§ CHALLENGE
Look through the listing for the word "demand". Copy each line that has it.
-- DATA PROVIDED start --
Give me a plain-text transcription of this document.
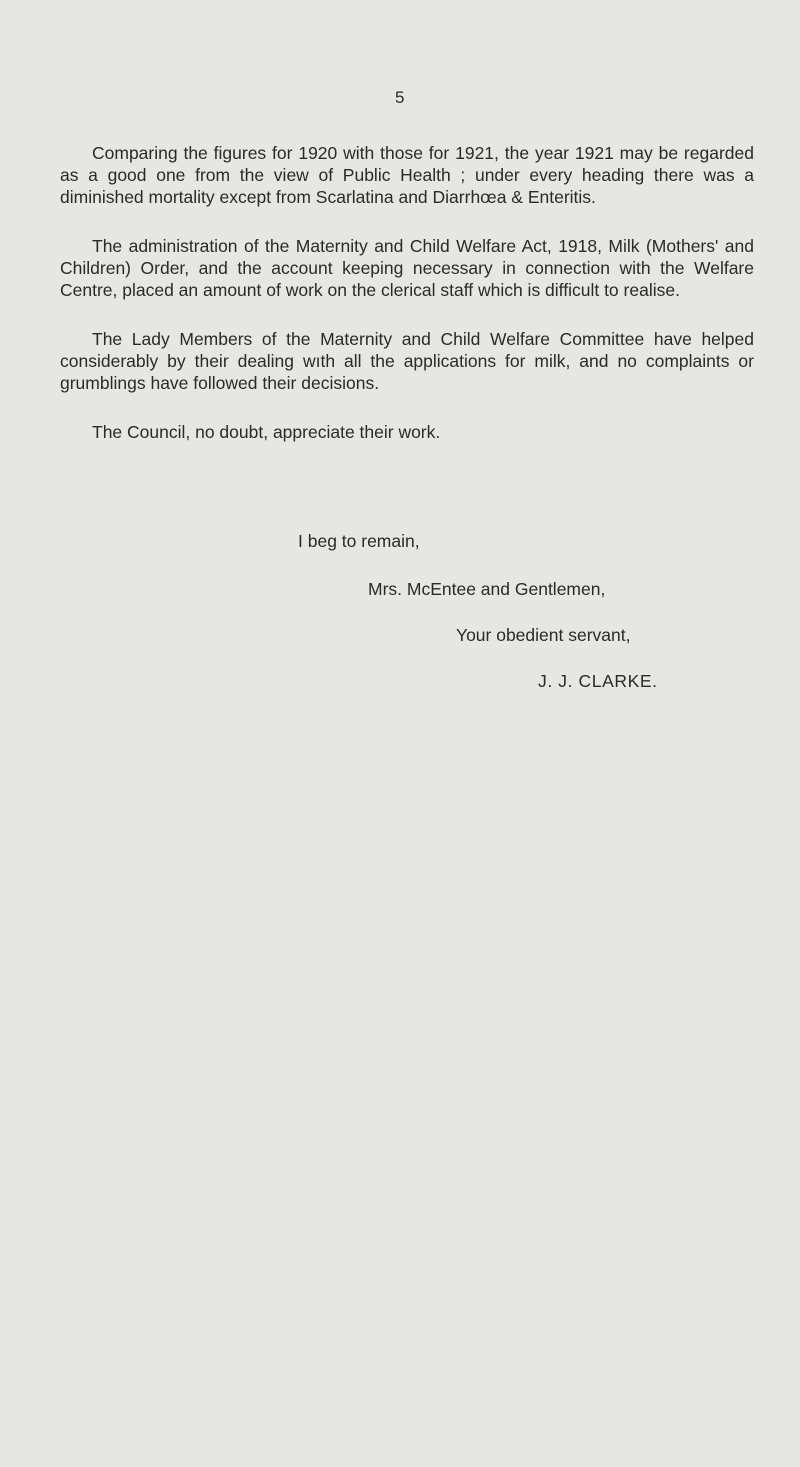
5

Comparing the figures for 1920 with those for 1921, the year 1921 may be regarded as a good one from the view of Public Health ; under every heading there was a diminished mortality except from Scarlatina and Diarrhœa & Enteritis.

The administration of the Maternity and Child Welfare Act, 1918, Milk (Mothers' and Children) Order, and the account keeping necessary in connection with the Welfare Centre, placed an amount of work on the clerical staff which is difficult to realise.

The Lady Members of the Maternity and Child Welfare Committee have helped considerably by their dealing wıth all the applications for milk, and no complaints or grumblings have followed their decisions.

The Council, no doubt, appreciate their work.

I beg to remain,
Mrs. McEntee and Gentlemen,
Your obedient servant,
J. J. CLARKE.
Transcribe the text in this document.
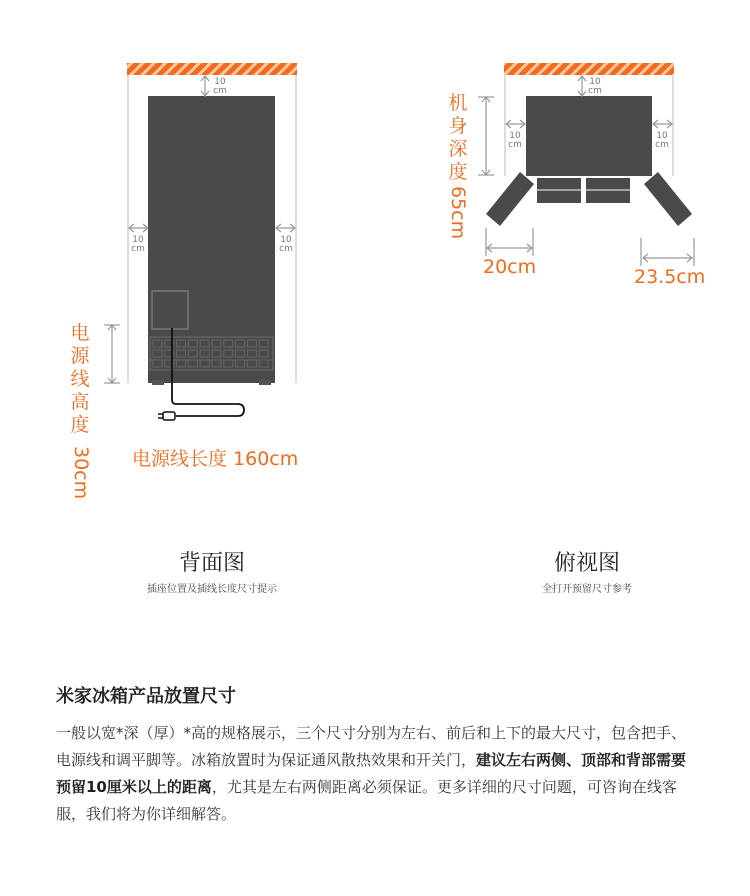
10
cm
10
cm
10
cm
电源线高度
30cm 电源线长度 160cm
背面图
插座位置及插线长度尺寸提示
10
cm
10
cm
10
cm
机身深度
65cm
20cm	23.5cm
俯视图
全打开预留尺寸参考
米家冰箱产品放置尺寸
一般以宽*深（厚）*高的规格展示，三个尺寸分别为左右、前后和上下的最大尺寸，包含把手、电源线和调平脚等。冰箱放置时为保证通风散热效果和开关门，建议左右两侧、顶部和背部需要预留10厘米以上的距离，尤其是左右两侧距离必须保证。更多详细的尺寸问题，可咨询在线客服，我们将为你详细解答。
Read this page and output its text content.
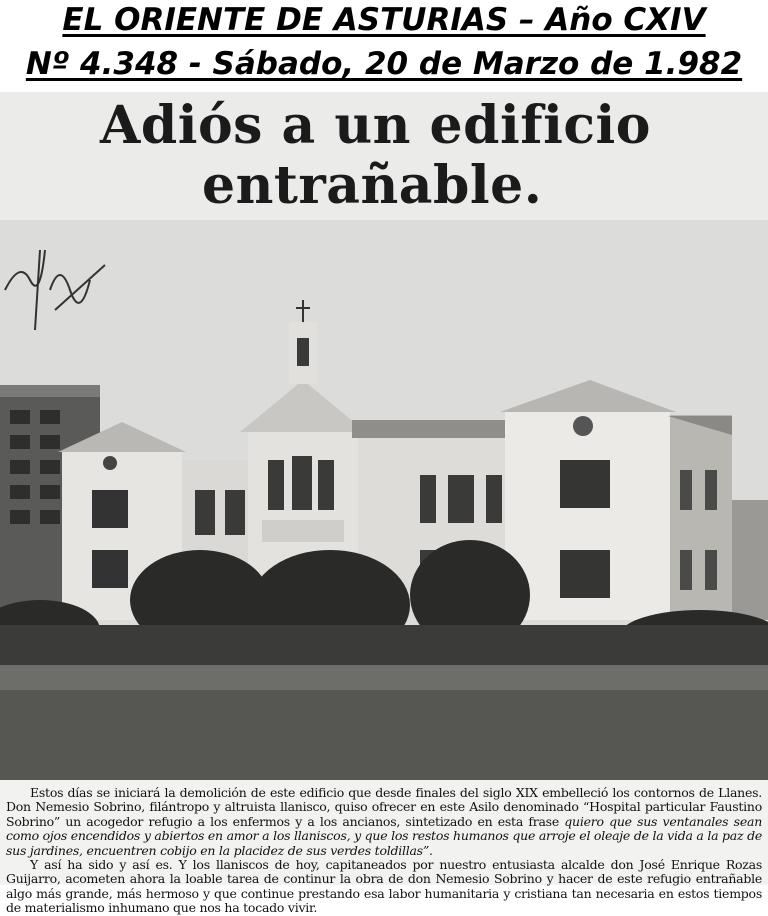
EL ORIENTE DE ASTURIAS – Año CXIV
Nº 4.348 - Sábado, 20 de Marzo de 1.982
Adiós a un edificio
entrañable.

Estos días se iniciará la demolición de este edificio que desde finales del siglo XIX embelleció los contornos de Llanes. Don Nemesio Sobrino, filántropo y altruista llanisco, quiso ofrecer en este Asilo denominado “Hospital particular Faustino Sobrino” un acogedor refugio a los enfermos y a los ancianos, sintetizado en esta frase quiero que sus ventanales sean como ojos encendidos y abiertos en amor a los llaniscos, y que los restos humanos que arroje el oleaje de la vida a la paz de sus jardines, encuentren cobijo en la placidez de sus verdes toldillas”.

Y así ha sido y así es. Y los llaniscos de hoy, capitaneados por nuestro entusiasta alcalde don José Enrique Rozas Guijarro, acometen ahora la loable tarea de continur la obra de don Nemesio Sobrino y hacer de este refugio entrañable algo más grande, más hermoso y que continue prestando esa labor humanitaria y cristiana tan necesaria en estos tiempos de materialismo inhumano que nos ha tocado vivir.
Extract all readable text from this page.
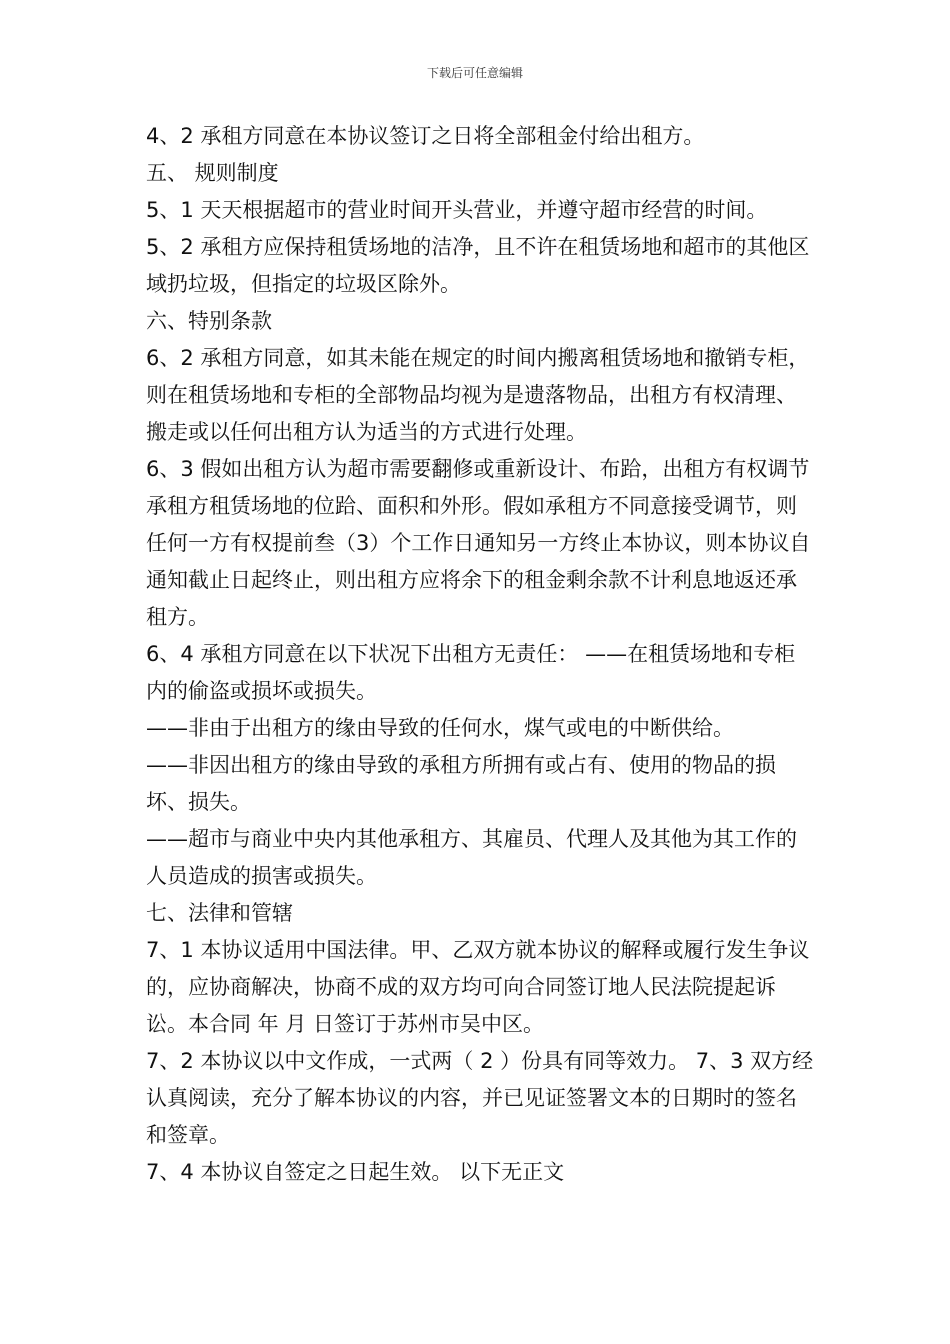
下载后可任意编辑

4、2 承租方同意在本协议签订之日将全部租金付给出租方。

五、 规则制度

5、1 天天根据超市的营业时间开头营业，并遵守超市经营的时间。

5、2 承租方应保持租赁场地的洁净，且不许在租赁场地和超市的其他区域扔垃圾，但指定的垃圾区除外。

六、特别条款

6、2 承租方同意，如其未能在规定的时间内搬离租赁场地和撤销专柜，则在租赁场地和专柜的全部物品均视为是遗落物品，出租方有权清理、搬走或以任何出租方认为适当的方式进行处理。

6、3 假如出租方认为超市需要翻修或重新设计、布跲，出租方有权调节承租方租赁场地的位跲、面积和外形。假如承租方不同意接受调节，则任何一方有权提前叁（3）个工作日通知另一方终止本协议，则本协议自通知截止日起终止，则出租方应将余下的租金剩余款不计利息地返还承租方。

6、4 承租方同意在以下状况下出租方无责任： ——在租赁场地和专柜内的偷盗或损坏或损失。

——非由于出租方的缘由导致的任何水，煤气或电的中断供给。

——非因出租方的缘由导致的承租方所拥有或占有、使用的物品的损坏、损失。

——超市与商业中央内其他承租方、其雇员、代理人及其他为其工作的人员造成的损害或损失。

七、法律和管辖

7、1 本协议适用中国法律。甲、乙双方就本协议的解释或履行发生争议的，应协商解决，协商不成的双方均可向合同签订地人民法院提起诉讼。本合同 年 月 日签订于苏州市吴中区。

7、2 本协议以中文作成，一式两（ 2 ）份具有同等效力。 7、3 双方经认真阅读，充分了解本协议的内容，并已见证签署文本的日期时的签名和签章。

7、4 本协议自签定之日起生效。 以下无正文
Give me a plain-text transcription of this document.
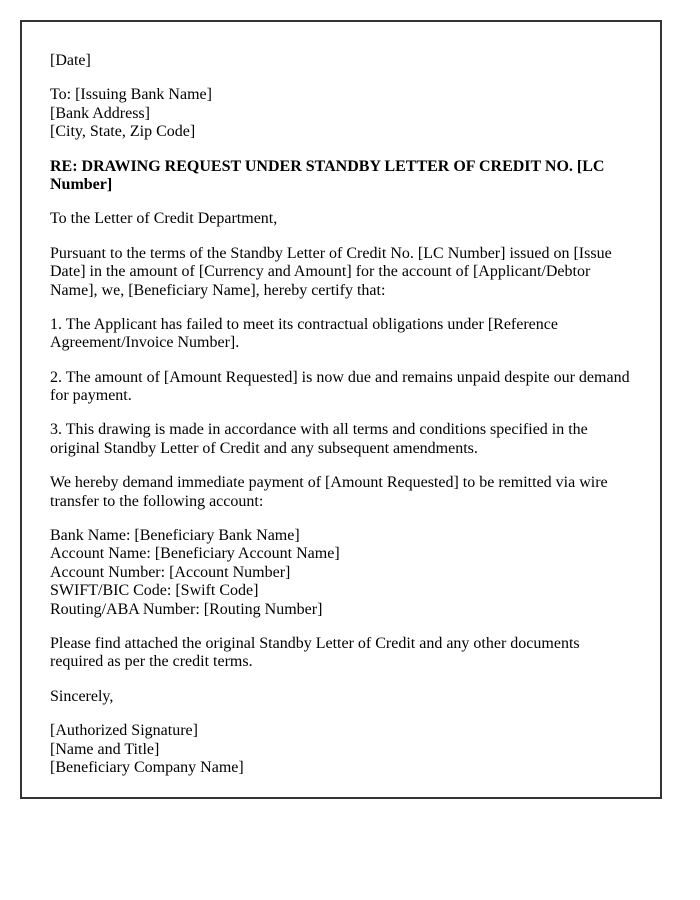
[Date]

To: [Issuing Bank Name]
[Bank Address]
[City, State, Zip Code]

RE: DRAWING REQUEST UNDER STANDBY LETTER OF CREDIT NO. [LC Number]

To the Letter of Credit Department,

Pursuant to the terms of the Standby Letter of Credit No. [LC Number] issued on [Issue Date] in the amount of [Currency and Amount] for the account of [Applicant/Debtor Name], we, [Beneficiary Name], hereby certify that:

1. The Applicant has failed to meet its contractual obligations under [Reference Agreement/Invoice Number].

2. The amount of [Amount Requested] is now due and remains unpaid despite our demand for payment.

3. This drawing is made in accordance with all terms and conditions specified in the original Standby Letter of Credit and any subsequent amendments.

We hereby demand immediate payment of [Amount Requested] to be remitted via wire transfer to the following account:

Bank Name: [Beneficiary Bank Name]
Account Name: [Beneficiary Account Name]
Account Number: [Account Number]
SWIFT/BIC Code: [Swift Code]
Routing/ABA Number: [Routing Number]

Please find attached the original Standby Letter of Credit and any other documents required as per the credit terms.

Sincerely,

[Authorized Signature]
[Name and Title]
[Beneficiary Company Name]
-- DATA PROVIDED end --
§ EXERCISE RESULT
2. The amount of [Amount Requested] is now due and remains unpaid despite our demand for payment.
We hereby demand immediate payment of [Amount Requested] to be remitted via wire transfer to the following account:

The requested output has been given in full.